### TASK OBJECTIVE
In the material below, list every line carrying the string "taxi".

-- START SOURCE MATERIAL --

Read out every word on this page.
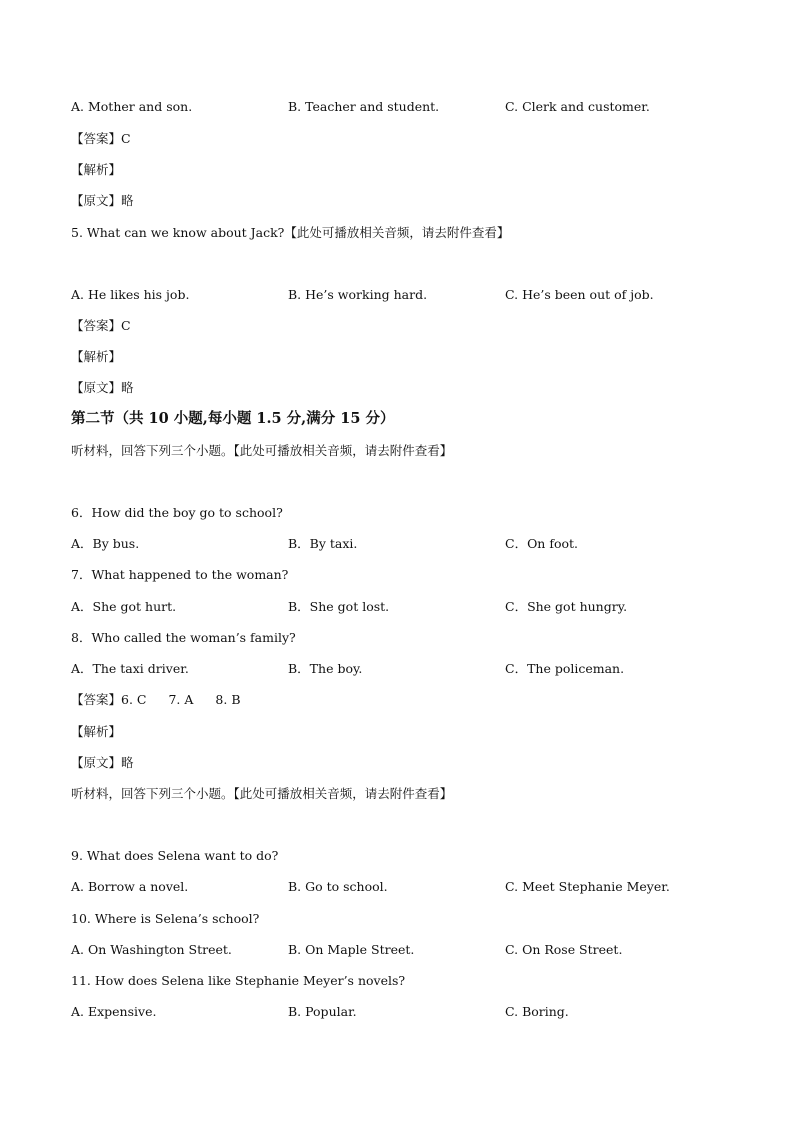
A. Mother and son.	B. Teacher and student.	C. Clerk and customer.
【答案】C
【解析】
【原文】略
5. What can we know about Jack?【此处可播放相关音频，请去附件查看】
A. He likes his job.	B. He’s working hard.	C. He’s been out of job.
【答案】C
【解析】
【原文】略
第二节（共 10 小题,每小题 1.5 分,满分 15 分）
听材料，回答下列三个小题。【此处可播放相关音频，请去附件查看】
6．How did the boy go to school?
A．By bus.	B．By taxi.	C．On foot.
7．What happened to the woman?
A．She got hurt.	B．She got lost.	C．She got hungry.
8．Who called the woman’s family?
A．The taxi driver.	B．The boy.	C．The policeman.
【答案】6. C 7. A 8. B
【解析】
【原文】略
听材料，回答下列三个小题。【此处可播放相关音频，请去附件查看】
9. What does Selena want to do?
A. Borrow a novel.	B. Go to school.	C. Meet Stephanie Meyer.
10. Where is Selena’s school?
A. On Washington Street.	B. On Maple Street.	C. On Rose Street.
11. How does Selena like Stephanie Meyer’s novels?
A. Expensive.	B. Popular.	C. Boring.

-- END SOURCE MATERIAL --

### ANSWER TO THE TASK
A．By bus.	B．By taxi.	C．On foot.
A．The taxi driver.	B．The boy.	C．The policeman.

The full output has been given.